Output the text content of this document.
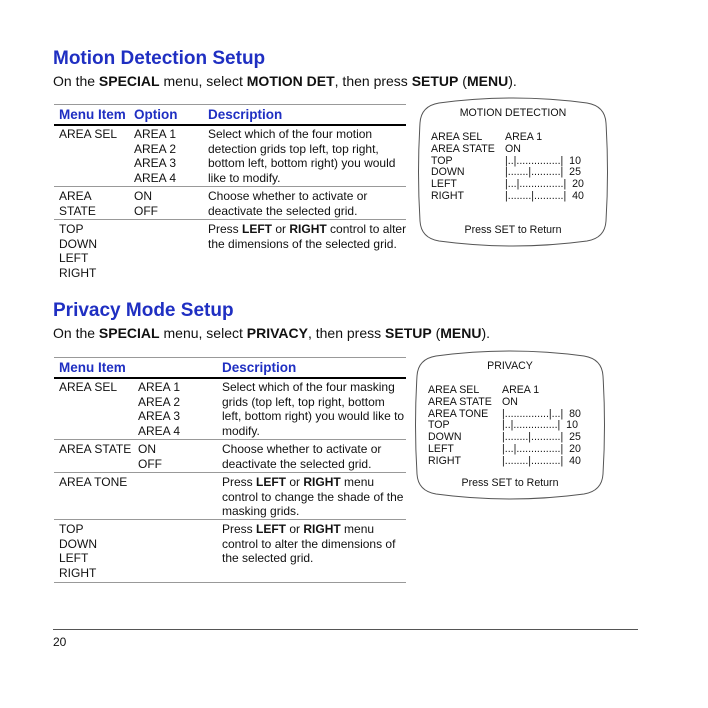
Motion Detection Setup
On the SPECIAL menu, select MOTION DET, then press SETUP (MENU).
Menu Item Option Description
AREA SEL AREA 1
AREA 2
AREA 3
AREA 4
Select which of the four motion
detection grids top left, top right,
bottom left, bottom right) you would
like to modify.
AREA
STATE
ON
OFF
Choose whether to activate or
deactivate the selected grid.
TOP
DOWN
LEFT
RIGHT
Press LEFT or RIGHT control to alter
the dimensions of the selected grid.
MOTION DETECTION
AREA SEL
AREA STATE
TOP
DOWN
LEFT
RIGHT
AREA 1
ON
|..|...............|  10
|.......|..........|  25
|...|...............|  20
|........|..........|  40
Press SET to Return
Privacy Mode Setup
On the SPECIAL menu, select PRIVACY, then press SETUP (MENU).
Menu Item	Description
AREA SEL AREA 1
AREA 2
AREA 3
AREA 4
Select which of the four masking
grids (top left, top right, bottom
left, bottom right) you would like to
modify.
AREA STATE ON
OFF
Choose whether to activate or
deactivate the selected grid.
AREA TONE	Press LEFT or RIGHT menu
control to change the shade of the
masking grids.
TOP
DOWN
LEFT
RIGHT
Press LEFT or RIGHT menu
control to alter the dimensions of
the selected grid.
PRIVACY
AREA SEL
AREA STATE
AREA TONE
TOP
DOWN
LEFT
RIGHT
AREA 1
ON
|...............|...|  80
|..|...............|  10
|........|..........|  25
|...|...............|  20
|........|..........|  40
Press SET to Return
20
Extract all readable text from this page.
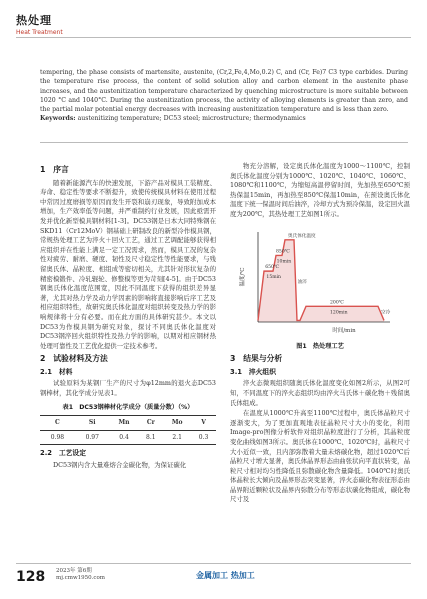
热处理
Heat Treatment

tempering, the phase consists of martensite, austenite, (Cr,2,Fe,4,Mo,0.2) C, and (Cr, Fe)7 C3 type carbides. During the temperature rise process, the content of solid solution alloy and carbon element in the austenite phase increases, and the austenitization temperature characterized by quenching microstructure is more suitable between 1020 °C and 1040°C. During the austenitization process, the activity of alloying elements is greater than zero, and the partial molar potential energy decreases with increasing austenitization temperature and is less than zero.

Keywords: austenitizing temperature; DC53 steel; microstructure; thermodynamics

1　序言

随着新能源汽车的快速发展，下游产品对模具工装精度、寿命、稳定性等要求不断提升，致使传统模具材料在使用过程中常因过度磨损等原因而发生开裂和崩刃现象，导致附加成本增加，生产效率低等问题，并严重制约行业发展，因此亟需开发并优化新型模具钢材料[1-3]。DC53钢是日本大同特殊钢在SKD11（Cr12MoV）钢基础上研制改良的新型冷作模具钢，常规热处理工艺为淬火＋回火工艺，通过工艺调配能够获得相应组织并在性能上满足一定工况需求，然而，模具工况的复杂性对疲劳、耐磨、硬度、韧性及尺寸稳定性等性能要求，与残留奥氏体、晶粒度、相组成等密切相关，尤其针对形状复杂的精密模锻件、冷轧辊轮、修整模等更为苛刻[4-5]。由于DC53钢奥氏体化温度范围宽，因此不同温度下获得的组织差异显著，尤其对热力学及动力学因素的影响将直接影响后序工艺及相应组织特性，故研究奥氏体化温度对组织转变及热力学的影响规律将十分有必要。而在此方面的具体研究甚少。本文以DC53为作模具钢为研究对象，探讨不同奥氏体化温度对DC53钢淬回火组织特性及热力学的影响，以期对相应钢材热处理可靠性及工艺优化提供一定技术参考。

2　试验材料及方法
2.1　材料

试验原料为某钢厂生产的尺寸为φ12mm的退火态DC53钢棒材，其化学成分见表1。

表1　DC53钢棒材化学成分（质量分数）（%）
C	Si	Mn	Cr	Mo	V
0.98	0.97	0.4	8.1	2.1	0.3
2.2　工艺设定

DC53钢内含大量难熔合金碳化物，为保证碳化

物充分溶解，设定奥氏体化温度为1000～1100℃，控制奥氏体化温度分别为1000℃、1020℃、1040℃、1060℃、1080℃和1100℃，为缩短高温停留时间，先加热至650℃预热保温15min，再加热至850℃保温10min，在预设奥氏体化温度下统一保温时间后油淬，冷却方式为预冷保温，设定回火温度为200℃，其热处理工艺如图1所示。

温度/℃
时间/min
奥氏体化温度
650℃
15min
850℃
10min
200℃
120min
油淬
空冷
图1　热处理工艺
3　结果与分析
3.1　淬火组织

淬火态微观组织随奥氏体化温度变化如图2所示，从图2可知，不同温度下的淬火态组织均由淬火马氏体＋碳化物＋残留奥氏体组成。

在温度从1000℃升高至1100℃过程中，奥氏体晶粒尺寸逐渐变大，为了更加直观地表征晶粒尺寸大小的变化，利用Image-pro图像分析软件对组织晶粒度进行了分析，其晶粒度变化曲线如图3所示。奥氏体在1000℃、1020℃时，晶粒尺寸大小近似一致，且内部弥散着大量未熔碳化物，超过1020℃后晶粒尺寸增大显著，奥氏体晶界形态由曲张状向平直状转变，晶粒尺寸相对均匀性降低且弥散碳化物含量降低。1040℃时奥氏体晶粒长大倾向及晶界形态突变显著，淬火态碳化物表征形态由晶界附近颗粒状及晶界内弥散分布等形态状碳化物组成，碳化物尺寸及

128 2023年 第6期
mj.cmw1950.com	金属加工 热加工
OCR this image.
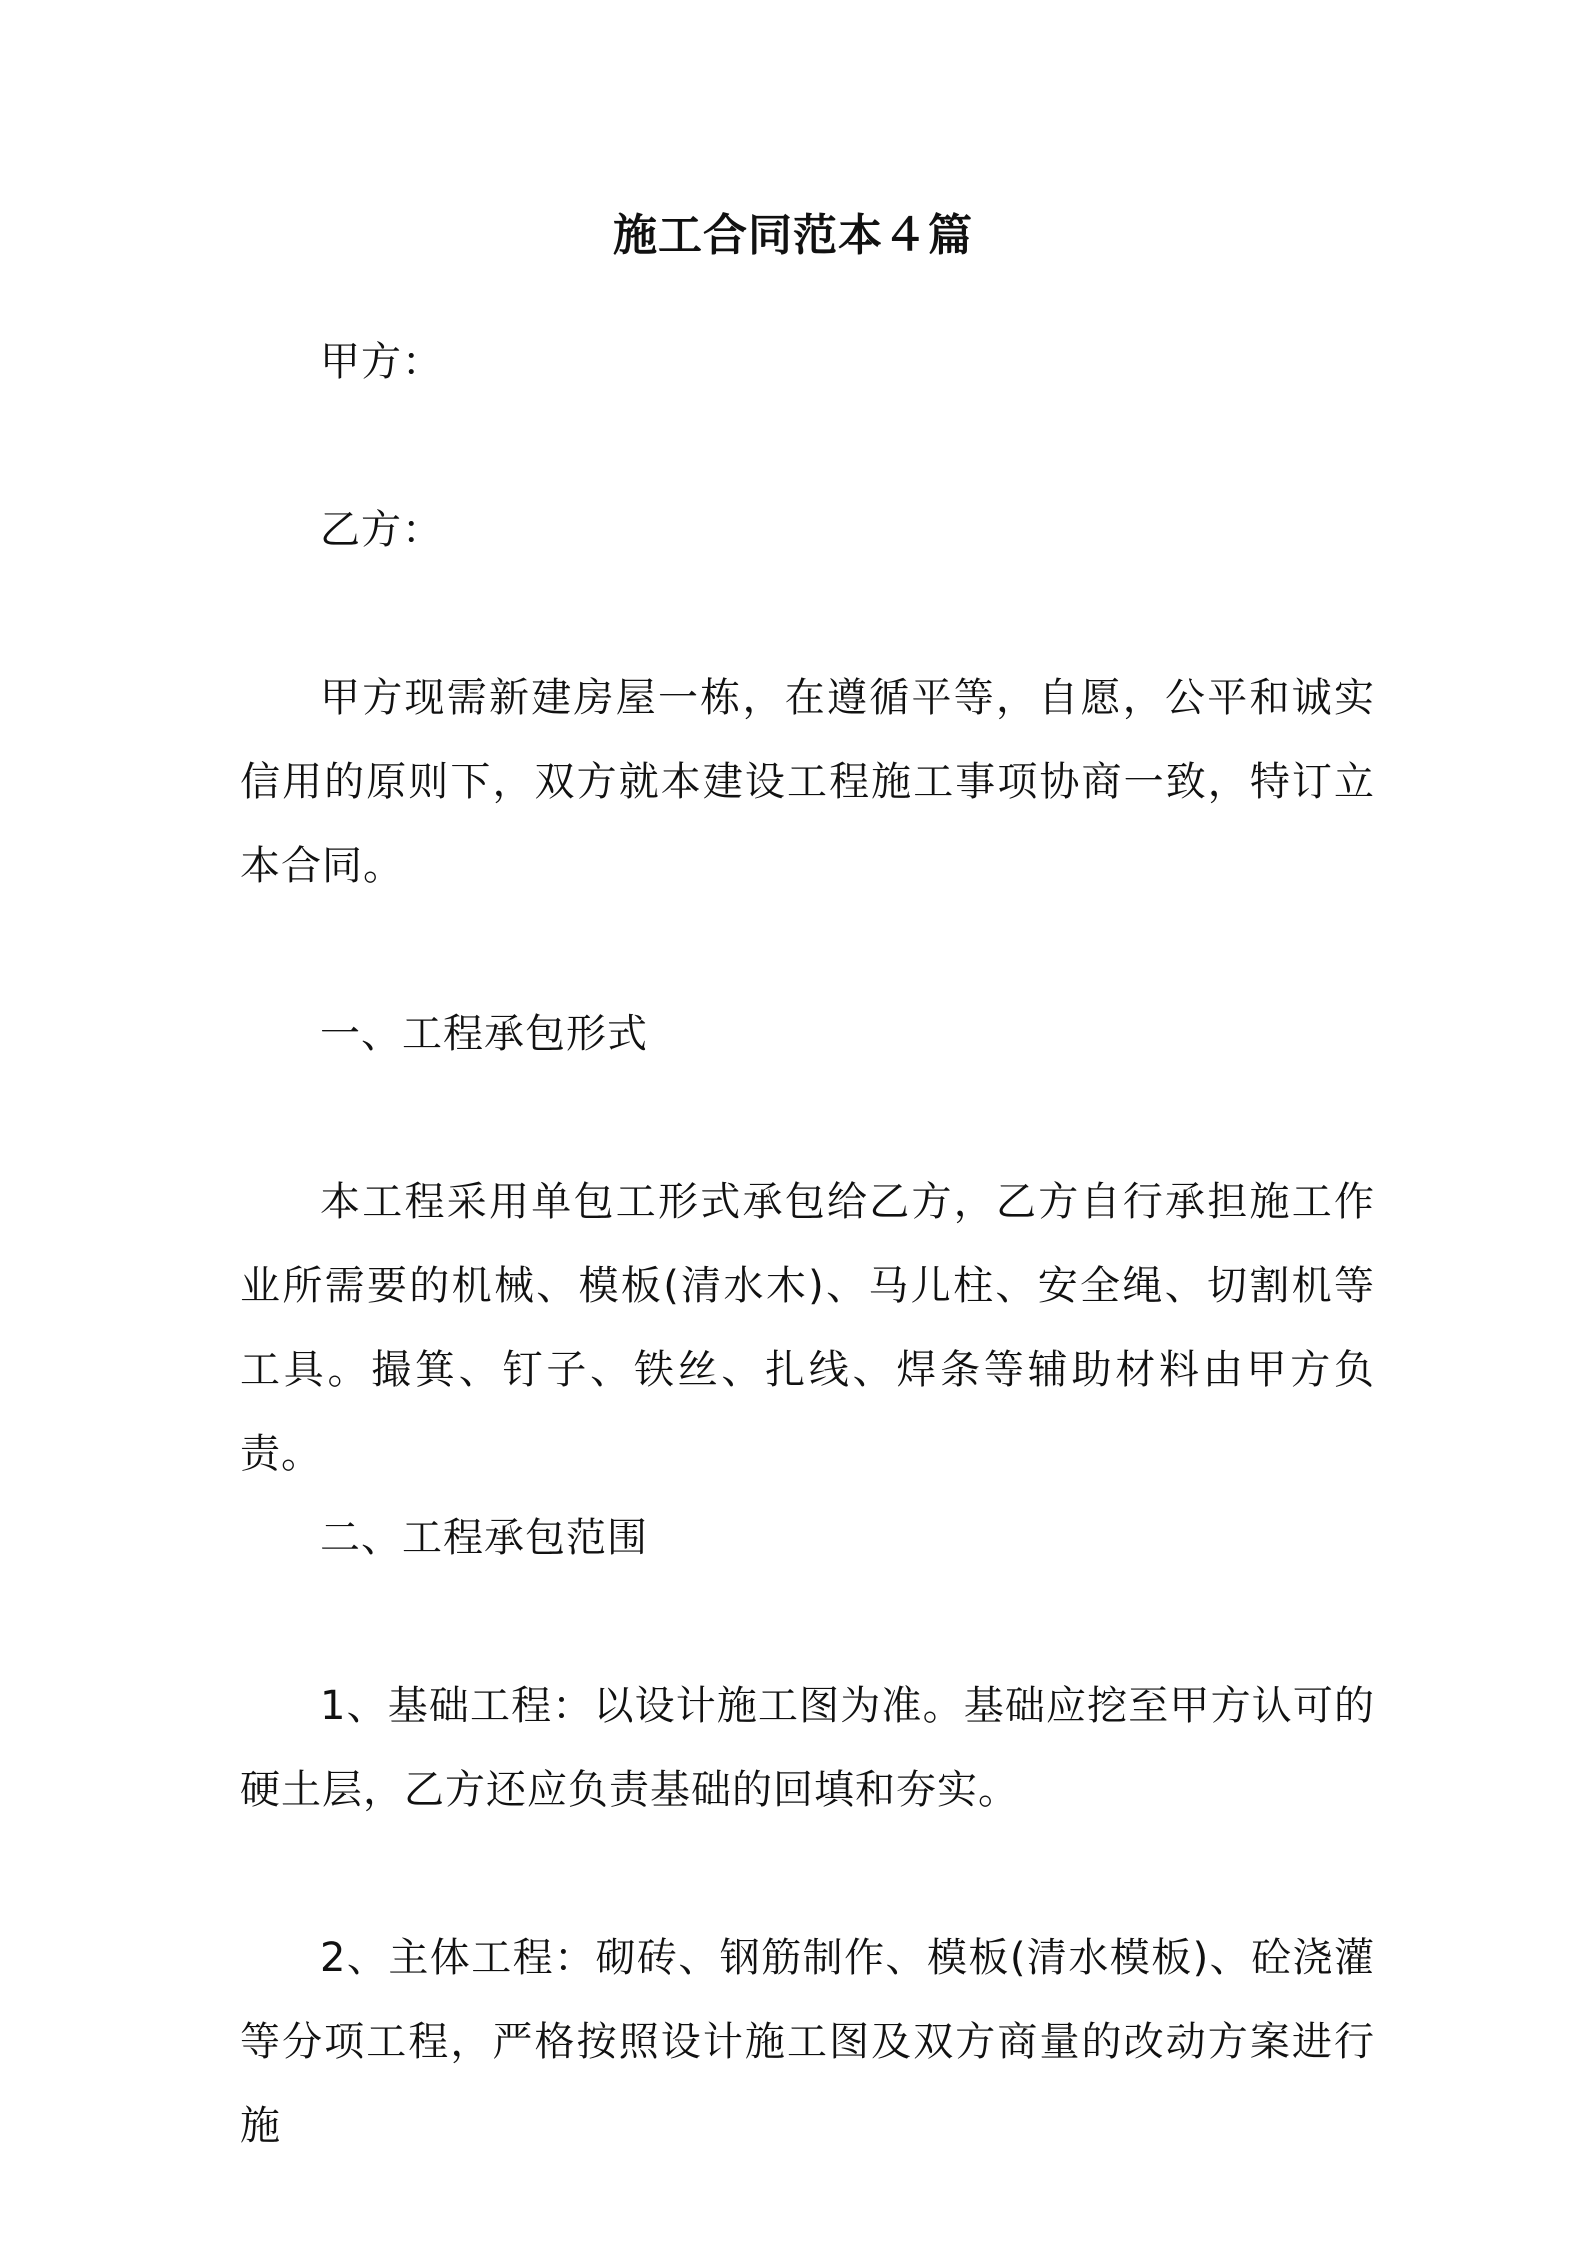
施工合同范本４篇

甲方：

乙方：

甲方现需新建房屋一栋，在遵循平等，自愿，公平和诚实信用的原则下，双方就本建设工程施工事项协商一致，特订立本合同。

一、工程承包形式

本工程采用单包工形式承包给乙方，乙方自行承担施工作业所需要的机械、模板(清水木)、马儿柱、安全绳、切割机等工具。撮箕、钉子、铁丝、扎线、焊条等辅助材料由甲方负责。

二、工程承包范围

1、基础工程：以设计施工图为准。基础应挖至甲方认可的硬土层，乙方还应负责基础的回填和夯实。

2、主体工程：砌砖、钢筋制作、模板(清水模板)、砼浇灌等分项工程，严格按照设计施工图及双方商量的改动方案进行施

☆ ☆ ☆

What the exercise asks: Can you restate all the records above word for word while dropping the pictures?

Reply to the exercise:
Output the text content of this document.
Motion Detection Setup
On the SPECIAL menu, select MOTION DET, then press SETUP (MENU).
Menu Item Option Description
AREA SEL AREA 1
AREA 2
AREA 3
AREA 4
Select which of the four motion
detection grids top left, top right,
bottom left, bottom right) you would
like to modify.
AREA
STATE
ON
OFF
Choose whether to activate or
deactivate the selected grid.
TOP
DOWN
LEFT
RIGHT
Press LEFT or RIGHT control to alter
the dimensions of the selected grid.
MOTION DETECTION
AREA SEL
AREA STATE
TOP
DOWN
LEFT
RIGHT
AREA 1
ON
|..|...............|  10
|.......|..........|  25
|...|...............|  20
|........|..........|  40
Press SET to Return
Privacy Mode Setup
On the SPECIAL menu, select PRIVACY, then press SETUP (MENU).
Menu Item	Description
AREA SEL AREA 1
AREA 2
AREA 3
AREA 4
Select which of the four masking
grids (top left, top right, bottom
left, bottom right) you would like to
modify.
AREA STATE ON
OFF
Choose whether to activate or
deactivate the selected grid.
AREA TONE	Press LEFT or RIGHT menu
control to change the shade of the
masking grids.
TOP
DOWN
LEFT
RIGHT
Press LEFT or RIGHT menu
control to alter the dimensions of
the selected grid.
PRIVACY
AREA SEL
AREA STATE
AREA TONE
TOP
DOWN
LEFT
RIGHT
AREA 1
ON
|...............|...|  80
|..|...............|  10
|........|..........|  25
|...|...............|  20
|........|..........|  40
Press SET to Return
20
Extract all readable text from this page.
热处理
Heat Treatment

tempering, the phase consists of martensite, austenite, (Cr,2,Fe,4,Mo,0.2) C, and (Cr, Fe)7 C3 type carbides. During the temperature rise process, the content of solid solution alloy and carbon element in the austenite phase increases, and the austenitization temperature characterized by quenching microstructure is more suitable between 1020 °C and 1040°C. During the austenitization process, the activity of alloying elements is greater than zero, and the partial molar potential energy decreases with increasing austenitization temperature and is less than zero.

Keywords: austenitizing temperature; DC53 steel; microstructure; thermodynamics

1　序言

随着新能源汽车的快速发展，下游产品对模具工装精度、寿命、稳定性等要求不断提升，致使传统模具材料在使用过程中常因过度磨损等原因而发生开裂和崩刃现象，导致附加成本增加，生产效率低等问题，并严重制约行业发展，因此亟需开发并优化新型模具钢材料[1-3]。DC53钢是日本大同特殊钢在SKD11（Cr12MoV）钢基础上研制改良的新型冷作模具钢，常规热处理工艺为淬火＋回火工艺，通过工艺调配能够获得相应组织并在性能上满足一定工况需求，然而，模具工况的复杂性对疲劳、耐磨、硬度、韧性及尺寸稳定性等性能要求，与残留奥氏体、晶粒度、相组成等密切相关，尤其针对形状复杂的精密模锻件、冷轧辊轮、修整模等更为苛刻[4-5]。由于DC53钢奥氏体化温度范围宽，因此不同温度下获得的组织差异显著，尤其对热力学及动力学因素的影响将直接影响后序工艺及相应组织特性，故研究奥氏体化温度对组织转变及热力学的影响规律将十分有必要。而在此方面的具体研究甚少。本文以DC53为作模具钢为研究对象，探讨不同奥氏体化温度对DC53钢淬回火组织特性及热力学的影响，以期对相应钢材热处理可靠性及工艺优化提供一定技术参考。

2　试验材料及方法
2.1　材料

试验原料为某钢厂生产的尺寸为φ12mm的退火态DC53钢棒材，其化学成分见表1。

表1　DC53钢棒材化学成分（质量分数）（%）
C	Si	Mn	Cr	Mo	V
0.98	0.97	0.4	8.1	2.1	0.3
2.2　工艺设定

DC53钢内含大量难熔合金碳化物，为保证碳化

物充分溶解，设定奥氏体化温度为1000～1100℃，控制奥氏体化温度分别为1000℃、1020℃、1040℃、1060℃、1080℃和1100℃，为缩短高温停留时间，先加热至650℃预热保温15min，再加热至850℃保温10min，在预设奥氏体化温度下统一保温时间后油淬，冷却方式为预冷保温，设定回火温度为200℃，其热处理工艺如图1所示。

温度/℃
时间/min
奥氏体化温度
650℃
15min
850℃
10min
200℃
120min
油淬
空冷
图1　热处理工艺
3　结果与分析
3.1　淬火组织

淬火态微观组织随奥氏体化温度变化如图2所示，从图2可知，不同温度下的淬火态组织均由淬火马氏体＋碳化物＋残留奥氏体组成。

在温度从1000℃升高至1100℃过程中，奥氏体晶粒尺寸逐渐变大，为了更加直观地表征晶粒尺寸大小的变化，利用Image-pro图像分析软件对组织晶粒度进行了分析，其晶粒度变化曲线如图3所示。奥氏体在1000℃、1020℃时，晶粒尺寸大小近似一致，且内部弥散着大量未熔碳化物，超过1020℃后晶粒尺寸增大显著，奥氏体晶界形态由曲张状向平直状转变，晶粒尺寸相对均匀性降低且弥散碳化物含量降低。1040℃时奥氏体晶粒长大倾向及晶界形态突变显著，淬火态碳化物表征形态由晶界附近颗粒状及晶界内弥散分布等形态状碳化物组成，碳化物尺寸及

128 2023年 第6期
mj.cmw1950.com	金属加工 热加工
OCR this image.
施工合同范本４篇

甲方：

乙方：

甲方现需新建房屋一栋，在遵循平等，自愿，公平和诚实信用的原则下，双方就本建设工程施工事项协商一致，特订立本合同。

一、工程承包形式

本工程采用单包工形式承包给乙方，乙方自行承担施工作业所需要的机械、模板(清水木)、马儿柱、安全绳、切割机等工具。撮箕、钉子、铁丝、扎线、焊条等辅助材料由甲方负责。

二、工程承包范围

1、基础工程：以设计施工图为准。基础应挖至甲方认可的硬土层，乙方还应负责基础的回填和夯实。

2、主体工程：砌砖、钢筋制作、模板(清水模板)、砼浇灌等分项工程，严格按照设计施工图及双方商量的改动方案进行施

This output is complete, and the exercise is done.